**WORK TO DO:** Repeat the material exactly, every line of it.

___ GIVEN DATA

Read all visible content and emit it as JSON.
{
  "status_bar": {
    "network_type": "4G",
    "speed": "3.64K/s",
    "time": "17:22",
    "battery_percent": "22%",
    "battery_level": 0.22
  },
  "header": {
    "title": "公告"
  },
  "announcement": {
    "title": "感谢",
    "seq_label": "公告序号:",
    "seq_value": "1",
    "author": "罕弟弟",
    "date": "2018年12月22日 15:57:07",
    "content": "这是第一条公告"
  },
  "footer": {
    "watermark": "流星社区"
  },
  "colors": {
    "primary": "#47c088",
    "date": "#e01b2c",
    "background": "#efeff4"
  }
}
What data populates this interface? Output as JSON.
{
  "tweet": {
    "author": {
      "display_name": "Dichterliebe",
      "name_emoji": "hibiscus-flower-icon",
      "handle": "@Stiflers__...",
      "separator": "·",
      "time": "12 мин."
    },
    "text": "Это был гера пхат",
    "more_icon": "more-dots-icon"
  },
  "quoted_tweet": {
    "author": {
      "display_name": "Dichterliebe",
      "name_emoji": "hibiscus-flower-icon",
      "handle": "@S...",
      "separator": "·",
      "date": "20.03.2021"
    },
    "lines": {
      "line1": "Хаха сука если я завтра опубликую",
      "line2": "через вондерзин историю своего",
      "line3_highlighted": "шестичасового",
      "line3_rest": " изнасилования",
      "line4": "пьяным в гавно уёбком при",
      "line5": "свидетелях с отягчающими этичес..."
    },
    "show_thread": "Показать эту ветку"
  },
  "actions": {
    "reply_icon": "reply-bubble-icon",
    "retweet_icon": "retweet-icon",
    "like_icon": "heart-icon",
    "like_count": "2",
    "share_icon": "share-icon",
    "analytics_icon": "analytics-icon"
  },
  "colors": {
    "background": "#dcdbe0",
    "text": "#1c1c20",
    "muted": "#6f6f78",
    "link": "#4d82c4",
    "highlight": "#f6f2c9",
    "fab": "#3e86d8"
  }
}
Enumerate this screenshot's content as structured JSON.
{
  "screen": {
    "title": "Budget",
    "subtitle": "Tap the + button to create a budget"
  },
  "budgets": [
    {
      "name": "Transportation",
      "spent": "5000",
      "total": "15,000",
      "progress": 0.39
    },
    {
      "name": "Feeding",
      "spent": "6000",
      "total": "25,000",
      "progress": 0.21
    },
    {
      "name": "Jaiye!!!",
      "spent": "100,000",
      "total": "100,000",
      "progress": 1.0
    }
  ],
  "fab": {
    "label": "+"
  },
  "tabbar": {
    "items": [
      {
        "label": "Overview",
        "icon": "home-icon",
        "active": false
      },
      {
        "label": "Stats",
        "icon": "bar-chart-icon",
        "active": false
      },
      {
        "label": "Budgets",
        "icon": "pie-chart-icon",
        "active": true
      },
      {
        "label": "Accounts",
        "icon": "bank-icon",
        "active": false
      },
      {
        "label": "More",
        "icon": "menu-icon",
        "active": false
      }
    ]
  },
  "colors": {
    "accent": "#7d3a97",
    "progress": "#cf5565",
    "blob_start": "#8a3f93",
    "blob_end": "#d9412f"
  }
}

______

**RESULT OF THIS EXERCISE:**
Read all visible content and emit it as JSON.
{
  "status_bar": {
    "network_type": "4G",
    "speed": "3.64K/s",
    "time": "17:22",
    "battery_percent": "22%",
    "battery_level": 0.22
  },
  "header": {
    "title": "公告"
  },
  "announcement": {
    "title": "感谢",
    "seq_label": "公告序号:",
    "seq_value": "1",
    "author": "罕弟弟",
    "date": "2018年12月22日 15:57:07",
    "content": "这是第一条公告"
  },
  "footer": {
    "watermark": "流星社区"
  },
  "colors": {
    "primary": "#47c088",
    "date": "#e01b2c",
    "background": "#efeff4"
  }
}
What data populates this interface? Output as JSON.
{
  "tweet": {
    "author": {
      "display_name": "Dichterliebe",
      "name_emoji": "hibiscus-flower-icon",
      "handle": "@Stiflers__...",
      "separator": "·",
      "time": "12 мин."
    },
    "text": "Это был гера пхат",
    "more_icon": "more-dots-icon"
  },
  "quoted_tweet": {
    "author": {
      "display_name": "Dichterliebe",
      "name_emoji": "hibiscus-flower-icon",
      "handle": "@S...",
      "separator": "·",
      "date": "20.03.2021"
    },
    "lines": {
      "line1": "Хаха сука если я завтра опубликую",
      "line2": "через вондерзин историю своего",
      "line3_highlighted": "шестичасового",
      "line3_rest": " изнасилования",
      "line4": "пьяным в гавно уёбком при",
      "line5": "свидетелях с отягчающими этичес..."
    },
    "show_thread": "Показать эту ветку"
  },
  "actions": {
    "reply_icon": "reply-bubble-icon",
    "retweet_icon": "retweet-icon",
    "like_icon": "heart-icon",
    "like_count": "2",
    "share_icon": "share-icon",
    "analytics_icon": "analytics-icon"
  },
  "colors": {
    "background": "#dcdbe0",
    "text": "#1c1c20",
    "muted": "#6f6f78",
    "link": "#4d82c4",
    "highlight": "#f6f2c9",
    "fab": "#3e86d8"
  }
}
Enumerate this screenshot's content as structured JSON.
{
  "screen": {
    "title": "Budget",
    "subtitle": "Tap the + button to create a budget"
  },
  "budgets": [
    {
      "name": "Transportation",
      "spent": "5000",
      "total": "15,000",
      "progress": 0.39
    },
    {
      "name": "Feeding",
      "spent": "6000",
      "total": "25,000",
      "progress": 0.21
    },
    {
      "name": "Jaiye!!!",
      "spent": "100,000",
      "total": "100,000",
      "progress": 1.0
    }
  ],
  "fab": {
    "label": "+"
  },
  "tabbar": {
    "items": [
      {
        "label": "Overview",
        "icon": "home-icon",
        "active": false
      },
      {
        "label": "Stats",
        "icon": "bar-chart-icon",
        "active": false
      },
      {
        "label": "Budgets",
        "icon": "pie-chart-icon",
        "active": true
      },
      {
        "label": "Accounts",
        "icon": "bank-icon",
        "active": false
      },
      {
        "label": "More",
        "icon": "menu-icon",
        "active": false
      }
    ]
  },
  "colors": {
    "accent": "#7d3a97",
    "progress": "#cf5565",
    "blob_start": "#8a3f93",
    "blob_end": "#d9412f"
  }
}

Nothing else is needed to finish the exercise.